--- Begin ---

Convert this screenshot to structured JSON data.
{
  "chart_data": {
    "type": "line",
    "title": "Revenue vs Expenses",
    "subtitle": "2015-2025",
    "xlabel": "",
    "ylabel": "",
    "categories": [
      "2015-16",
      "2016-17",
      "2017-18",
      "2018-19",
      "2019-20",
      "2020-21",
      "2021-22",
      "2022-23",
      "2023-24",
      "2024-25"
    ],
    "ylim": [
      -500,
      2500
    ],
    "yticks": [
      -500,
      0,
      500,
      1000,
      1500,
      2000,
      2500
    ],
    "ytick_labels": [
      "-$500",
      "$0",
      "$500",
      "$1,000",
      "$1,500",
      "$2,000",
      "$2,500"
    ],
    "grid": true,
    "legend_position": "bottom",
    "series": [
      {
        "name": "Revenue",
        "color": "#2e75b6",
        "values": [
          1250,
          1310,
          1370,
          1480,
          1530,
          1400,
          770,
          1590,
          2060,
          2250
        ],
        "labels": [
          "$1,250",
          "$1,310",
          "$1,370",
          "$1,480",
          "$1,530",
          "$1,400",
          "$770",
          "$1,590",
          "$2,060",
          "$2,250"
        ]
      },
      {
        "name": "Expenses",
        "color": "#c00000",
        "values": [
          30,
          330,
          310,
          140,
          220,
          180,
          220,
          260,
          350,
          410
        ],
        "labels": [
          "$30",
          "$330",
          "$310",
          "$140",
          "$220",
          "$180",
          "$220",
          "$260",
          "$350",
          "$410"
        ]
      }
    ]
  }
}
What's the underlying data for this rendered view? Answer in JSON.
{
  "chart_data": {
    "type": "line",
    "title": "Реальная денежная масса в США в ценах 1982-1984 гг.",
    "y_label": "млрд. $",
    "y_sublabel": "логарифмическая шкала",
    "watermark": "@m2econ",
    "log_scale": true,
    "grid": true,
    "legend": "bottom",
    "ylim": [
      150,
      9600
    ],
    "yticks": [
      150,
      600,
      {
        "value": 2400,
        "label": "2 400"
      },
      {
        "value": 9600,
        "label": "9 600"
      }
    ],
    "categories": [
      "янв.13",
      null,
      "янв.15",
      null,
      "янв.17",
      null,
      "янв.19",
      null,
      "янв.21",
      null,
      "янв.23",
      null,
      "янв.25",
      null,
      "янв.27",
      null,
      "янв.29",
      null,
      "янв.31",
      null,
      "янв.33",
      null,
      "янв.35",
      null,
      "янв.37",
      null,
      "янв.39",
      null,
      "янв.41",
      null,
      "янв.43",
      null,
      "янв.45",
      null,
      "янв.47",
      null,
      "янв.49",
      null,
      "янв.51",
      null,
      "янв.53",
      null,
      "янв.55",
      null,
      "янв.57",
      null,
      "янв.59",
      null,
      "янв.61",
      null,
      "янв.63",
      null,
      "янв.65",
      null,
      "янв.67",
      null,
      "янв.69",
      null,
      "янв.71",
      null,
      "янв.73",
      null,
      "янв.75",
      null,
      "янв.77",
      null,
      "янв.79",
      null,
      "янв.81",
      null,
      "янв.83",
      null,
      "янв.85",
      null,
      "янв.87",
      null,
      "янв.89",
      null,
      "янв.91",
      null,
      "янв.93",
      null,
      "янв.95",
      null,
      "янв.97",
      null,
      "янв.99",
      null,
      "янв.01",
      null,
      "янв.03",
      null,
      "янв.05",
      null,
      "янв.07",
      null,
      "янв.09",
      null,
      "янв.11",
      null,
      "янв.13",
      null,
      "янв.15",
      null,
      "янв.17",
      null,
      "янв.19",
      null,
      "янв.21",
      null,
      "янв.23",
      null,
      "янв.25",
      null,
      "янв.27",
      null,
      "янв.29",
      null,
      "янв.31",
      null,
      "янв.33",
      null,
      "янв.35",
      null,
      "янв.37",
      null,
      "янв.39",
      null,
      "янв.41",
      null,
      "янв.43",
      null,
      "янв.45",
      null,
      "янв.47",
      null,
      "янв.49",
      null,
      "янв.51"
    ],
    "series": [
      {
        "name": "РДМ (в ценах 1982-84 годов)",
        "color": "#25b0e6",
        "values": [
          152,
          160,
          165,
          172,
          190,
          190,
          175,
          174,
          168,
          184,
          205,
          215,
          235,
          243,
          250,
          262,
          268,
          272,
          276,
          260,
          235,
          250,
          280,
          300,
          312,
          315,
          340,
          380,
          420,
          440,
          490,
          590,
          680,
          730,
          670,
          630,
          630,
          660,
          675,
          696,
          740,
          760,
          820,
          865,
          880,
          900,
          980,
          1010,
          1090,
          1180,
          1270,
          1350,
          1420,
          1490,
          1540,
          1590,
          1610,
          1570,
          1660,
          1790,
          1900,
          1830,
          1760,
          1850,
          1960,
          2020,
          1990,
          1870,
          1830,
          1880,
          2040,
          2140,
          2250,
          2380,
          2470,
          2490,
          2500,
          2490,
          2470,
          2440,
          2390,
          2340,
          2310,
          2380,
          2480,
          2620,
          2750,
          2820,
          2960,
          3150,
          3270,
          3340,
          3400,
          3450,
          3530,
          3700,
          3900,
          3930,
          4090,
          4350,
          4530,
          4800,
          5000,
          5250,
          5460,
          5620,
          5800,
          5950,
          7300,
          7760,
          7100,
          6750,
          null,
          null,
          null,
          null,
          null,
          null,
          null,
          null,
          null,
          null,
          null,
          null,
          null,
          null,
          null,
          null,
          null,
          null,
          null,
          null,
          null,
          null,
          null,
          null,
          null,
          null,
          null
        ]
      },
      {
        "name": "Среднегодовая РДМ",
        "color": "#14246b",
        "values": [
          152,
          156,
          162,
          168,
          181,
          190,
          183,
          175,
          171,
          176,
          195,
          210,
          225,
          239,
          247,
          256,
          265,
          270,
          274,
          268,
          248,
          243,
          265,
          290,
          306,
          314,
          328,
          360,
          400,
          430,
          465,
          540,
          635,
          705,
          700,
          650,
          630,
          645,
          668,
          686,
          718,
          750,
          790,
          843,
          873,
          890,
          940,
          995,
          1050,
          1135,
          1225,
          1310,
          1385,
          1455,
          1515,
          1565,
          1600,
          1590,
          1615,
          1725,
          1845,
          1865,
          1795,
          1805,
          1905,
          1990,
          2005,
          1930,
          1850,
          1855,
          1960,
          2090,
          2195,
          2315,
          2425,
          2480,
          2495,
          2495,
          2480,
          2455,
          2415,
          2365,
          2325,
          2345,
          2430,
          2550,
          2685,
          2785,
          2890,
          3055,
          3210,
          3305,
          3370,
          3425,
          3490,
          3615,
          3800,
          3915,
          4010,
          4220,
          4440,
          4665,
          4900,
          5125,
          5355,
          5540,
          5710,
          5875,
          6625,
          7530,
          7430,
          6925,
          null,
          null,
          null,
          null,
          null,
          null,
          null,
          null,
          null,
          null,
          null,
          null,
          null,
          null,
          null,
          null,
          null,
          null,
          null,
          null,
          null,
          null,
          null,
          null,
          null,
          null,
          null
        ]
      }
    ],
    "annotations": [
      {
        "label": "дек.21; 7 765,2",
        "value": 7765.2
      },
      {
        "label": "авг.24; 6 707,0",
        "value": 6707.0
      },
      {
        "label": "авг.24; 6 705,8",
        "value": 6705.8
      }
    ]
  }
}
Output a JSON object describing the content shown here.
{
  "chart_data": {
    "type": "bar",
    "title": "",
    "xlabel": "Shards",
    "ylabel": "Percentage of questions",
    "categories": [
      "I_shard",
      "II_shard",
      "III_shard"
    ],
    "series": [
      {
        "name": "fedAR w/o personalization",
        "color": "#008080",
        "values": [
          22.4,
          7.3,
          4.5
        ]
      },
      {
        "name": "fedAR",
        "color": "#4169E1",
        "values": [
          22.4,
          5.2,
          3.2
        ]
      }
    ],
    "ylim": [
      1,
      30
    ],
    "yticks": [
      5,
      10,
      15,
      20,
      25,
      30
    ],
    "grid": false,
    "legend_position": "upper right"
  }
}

--- End ---

**Instructions to follow:** Pull every line containing the word "ценах" out of the material and copy it.

**Problem solution:**
    "title": "Реальная денежная масса в США в ценах 1982-1984 гг.",
        "name": "РДМ (в ценах 1982-84 годов)",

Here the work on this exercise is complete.